• **Challenge**:
Search the listing for "brand" and copy every line where it appears.

=======

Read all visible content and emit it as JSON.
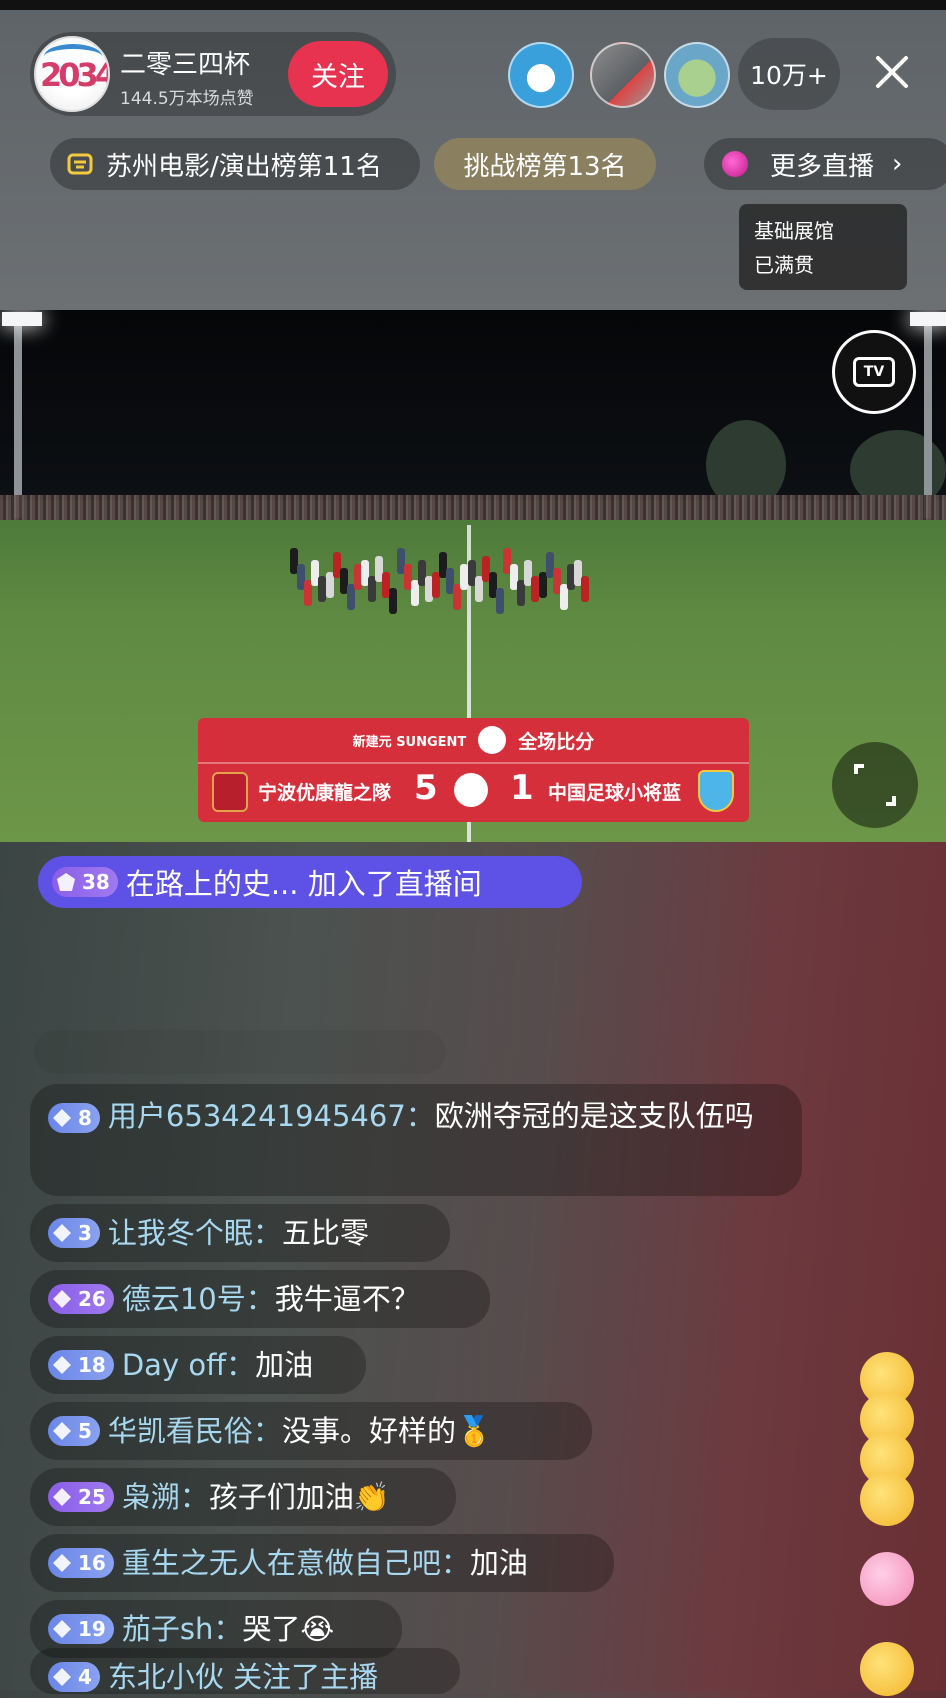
{
  "host": {
    "name": "二零三四杯",
    "likes": "144.5万本场点赞",
    "follow_label": "关注",
    "avatar_icon": "2034-cup-logo-icon"
  },
  "viewers": {
    "count": "10万+"
  },
  "ranks": {
    "city_rank": "苏州电影/演出榜第11名",
    "challenge_rank": "挑战榜第13名",
    "more_live": "更多直播",
    "more_live_chevron": "›"
  },
  "tooltip": {
    "line1": "基础展馆",
    "line2": "已满贯"
  },
  "video": {
    "tv_label": "TV"
  },
  "scoreboard": {
    "brand": "新建元 SUNGENT",
    "title": "全场比分",
    "home_team": "宁波优康龍之隊",
    "home_score": "5",
    "away_score": "1",
    "away_team": "中国足球小将蓝"
  },
  "join_notice": {
    "level": "38",
    "text": "在路上的史... 加入了直播间"
  },
  "chat": [
    {
      "level": "8",
      "badge": "blue",
      "user": "用户6534241945467：",
      "text": "欧洲夺冠的是这支队伍吗"
    },
    {
      "level": "3",
      "badge": "blue",
      "user": "让我冬个眠：",
      "text": "五比零"
    },
    {
      "level": "26",
      "badge": "purple",
      "user": "德云10号：",
      "text": "我牛逼不？"
    },
    {
      "level": "18",
      "badge": "blue",
      "user": "Day off：",
      "text": "加油"
    },
    {
      "level": "5",
      "badge": "blue",
      "user": "华凯看民俗：",
      "text": "没事。好样的🥇"
    },
    {
      "level": "25",
      "badge": "purple",
      "user": "枭溯：",
      "text": "孩子们加油👏"
    },
    {
      "level": "16",
      "badge": "blue",
      "user": "重生之无人在意做自己吧：",
      "text": "加油"
    },
    {
      "level": "19",
      "badge": "blue",
      "user": "茄子sh：",
      "text": "哭了😭"
    },
    {
      "level": "4",
      "badge": "blue",
      "user": "东北小伙 关注了主播",
      "text": ""
    }
  ],
  "colors": {
    "follow": "#e7334f",
    "join_pill": "#5d51e6",
    "scoreboard": "#d62f3c",
    "username": "#a8d8ef"
  }
}
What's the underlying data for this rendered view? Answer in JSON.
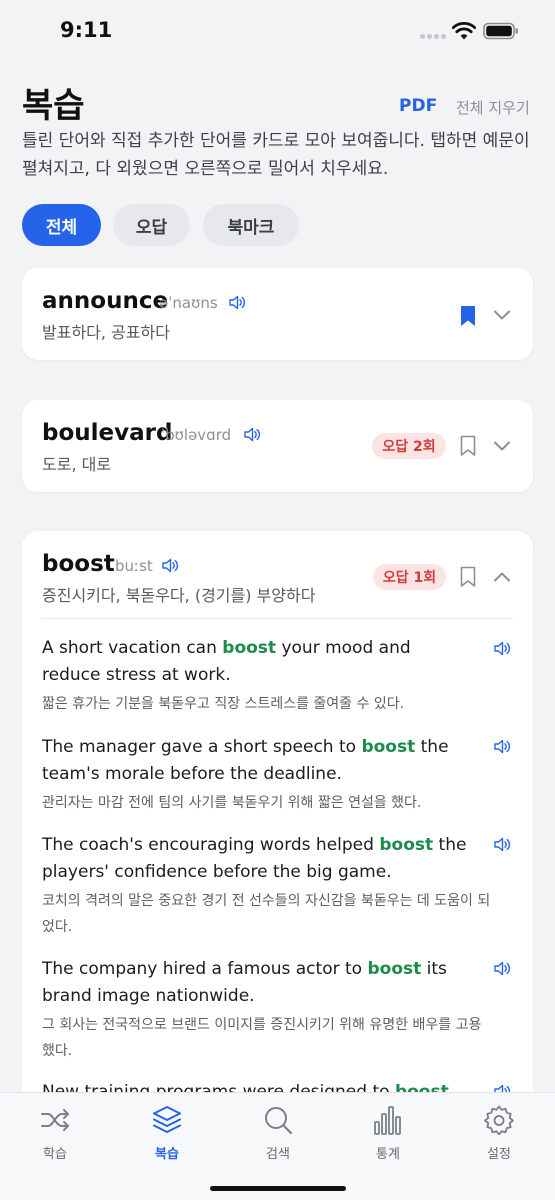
{
  "status_bar": {
    "time": "9:11"
  },
  "header": {
    "title": "복습",
    "pdf_label": "PDF",
    "clear_label": "전체 지우기",
    "description": "틀린 단어와 직접 추가한 단어를 카드로 모아 보여줍니다. 탭하면 예문이 펼쳐지고, 다 외웠으면 오른쪽으로 밀어서 치우세요."
  },
  "filters": [
    {
      "label": "전체",
      "active": true
    },
    {
      "label": "오답",
      "active": false
    },
    {
      "label": "북마크",
      "active": false
    }
  ],
  "cards": [
    {
      "word": "announce",
      "phonetic": "əˈnaʊns",
      "meaning": "발표하다, 공표하다",
      "wrong_badge": "",
      "bookmarked": true,
      "expanded": false
    },
    {
      "word": "boulevard",
      "phonetic": "ˈbʊləvɑrd",
      "meaning": "도로, 대로",
      "wrong_badge": "오답 2회",
      "bookmarked": false,
      "expanded": false
    },
    {
      "word": "boost",
      "phonetic": "buːst",
      "meaning": "증진시키다, 북돋우다, (경기를) 부양하다",
      "wrong_badge": "오답 1회",
      "bookmarked": false,
      "expanded": true,
      "examples": [
        {
          "en_before": "A short vacation can ",
          "highlight": "boost",
          "en_after": " your mood and reduce stress at work.",
          "ko": "짧은 휴가는 기분을 북돋우고 직장 스트레스를 줄여줄 수 있다."
        },
        {
          "en_before": "The manager gave a short speech to ",
          "highlight": "boost",
          "en_after": " the team's morale before the deadline.",
          "ko": "관리자는 마감 전에 팀의 사기를 북돋우기 위해 짧은 연설을 했다."
        },
        {
          "en_before": "The coach's encouraging words helped ",
          "highlight": "boost",
          "en_after": " the players' confidence before the big game.",
          "ko": "코치의 격려의 말은 중요한 경기 전 선수들의 자신감을 북돋우는 데 도움이 되었다."
        },
        {
          "en_before": "The company hired a famous actor to ",
          "highlight": "boost",
          "en_after": " its brand image nationwide.",
          "ko": "그 회사는 전국적으로 브랜드 이미지를 증진시키기 위해 유명한 배우를 고용했다."
        },
        {
          "en_before": "New training programs were designed to ",
          "highlight": "boost",
          "en_after": "",
          "ko": ""
        }
      ]
    }
  ],
  "tab_bar": [
    {
      "label": "학습",
      "icon": "shuffle-icon",
      "active": false
    },
    {
      "label": "복습",
      "icon": "layers-icon",
      "active": true
    },
    {
      "label": "검색",
      "icon": "search-icon",
      "active": false
    },
    {
      "label": "통계",
      "icon": "bar-chart-icon",
      "active": false
    },
    {
      "label": "설정",
      "icon": "gear-icon",
      "active": false
    }
  ],
  "colors": {
    "accent": "#2563eb",
    "highlight": "#1e8a4c",
    "wrong_badge_bg": "#fde4e4",
    "wrong_badge_text": "#d33b3b"
  }
}
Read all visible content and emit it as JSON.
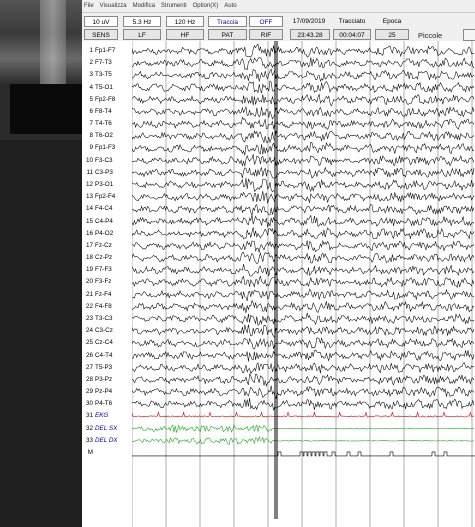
{
  "menu": [
    "File",
    "Visualizza",
    "Modifica",
    "Strumenti",
    "Option(X)",
    "Auto"
  ],
  "toolbar": {
    "row1": [
      {
        "label": "10 uV",
        "blue": false,
        "framed": true
      },
      {
        "label": "5.3 Hz",
        "blue": false,
        "framed": true
      },
      {
        "label": "120 Hz",
        "blue": false,
        "framed": true
      },
      {
        "label": "Traccia",
        "blue": true,
        "framed": true
      },
      {
        "label": "OFF",
        "blue": true,
        "framed": true
      },
      {
        "label": "17/09/2019",
        "blue": false,
        "framed": false
      },
      {
        "label": "Tracciato",
        "blue": false,
        "framed": false
      },
      {
        "label": "Epoca",
        "blue": false,
        "framed": false
      }
    ],
    "row2": [
      {
        "label": "SENS",
        "blue": false
      },
      {
        "label": "LF",
        "blue": false
      },
      {
        "label": "HF",
        "blue": false
      },
      {
        "label": "PAT",
        "blue": false
      },
      {
        "label": "RIF",
        "blue": false
      },
      {
        "label": "23:43.28",
        "blue": false
      },
      {
        "label": "00:04:07",
        "blue": false
      },
      {
        "label": "25",
        "blue": false
      }
    ],
    "size_label": "Piccole"
  },
  "channels": [
    {
      "num": "1",
      "name": "Fp1-F7"
    },
    {
      "num": "2",
      "name": "F7-T3"
    },
    {
      "num": "3",
      "name": "T3-T5"
    },
    {
      "num": "4",
      "name": "T5-O1"
    },
    {
      "num": "5",
      "name": "Fp2-F8"
    },
    {
      "num": "6",
      "name": "F8-T4"
    },
    {
      "num": "7",
      "name": "T4-T6"
    },
    {
      "num": "8",
      "name": "T6-O2"
    },
    {
      "num": "9",
      "name": "Fp1-F3"
    },
    {
      "num": "10",
      "name": "F3-C3"
    },
    {
      "num": "11",
      "name": "C3-P3"
    },
    {
      "num": "12",
      "name": "P3-O1"
    },
    {
      "num": "13",
      "name": "Fp2-F4"
    },
    {
      "num": "14",
      "name": "F4-C4"
    },
    {
      "num": "15",
      "name": "C4-P4"
    },
    {
      "num": "16",
      "name": "P4-O2"
    },
    {
      "num": "17",
      "name": "Fz-Cz"
    },
    {
      "num": "18",
      "name": "Cz-Pz"
    },
    {
      "num": "19",
      "name": "F7-F3"
    },
    {
      "num": "20",
      "name": "F3-Fz"
    },
    {
      "num": "21",
      "name": "Fz-F4"
    },
    {
      "num": "22",
      "name": "F4-F8"
    },
    {
      "num": "23",
      "name": "T3-C3"
    },
    {
      "num": "24",
      "name": "C3-Cz"
    },
    {
      "num": "25",
      "name": "Cz-C4"
    },
    {
      "num": "26",
      "name": "C4-T4"
    },
    {
      "num": "27",
      "name": "T5-P3"
    },
    {
      "num": "28",
      "name": "P3-Pz"
    },
    {
      "num": "29",
      "name": "Pz-P4"
    },
    {
      "num": "30",
      "name": "P4-T6"
    },
    {
      "num": "31",
      "name": "EKG",
      "special": true
    },
    {
      "num": "32",
      "name": "DEL SX",
      "special": true
    },
    {
      "num": "33",
      "name": "DEL DX",
      "special": true
    },
    {
      "num": "M",
      "name": "",
      "special": false
    }
  ],
  "colors": {
    "eeg": "#000000",
    "ekg": "#cc0000",
    "emg": "#22aa22",
    "grid": "#7a7a7a",
    "marker": "#000000",
    "label_special": "#0000c8"
  }
}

=======

• **In response**:
    "brand": "新建元 SUNGENT",
          "en_after": " its brand image nationwide.",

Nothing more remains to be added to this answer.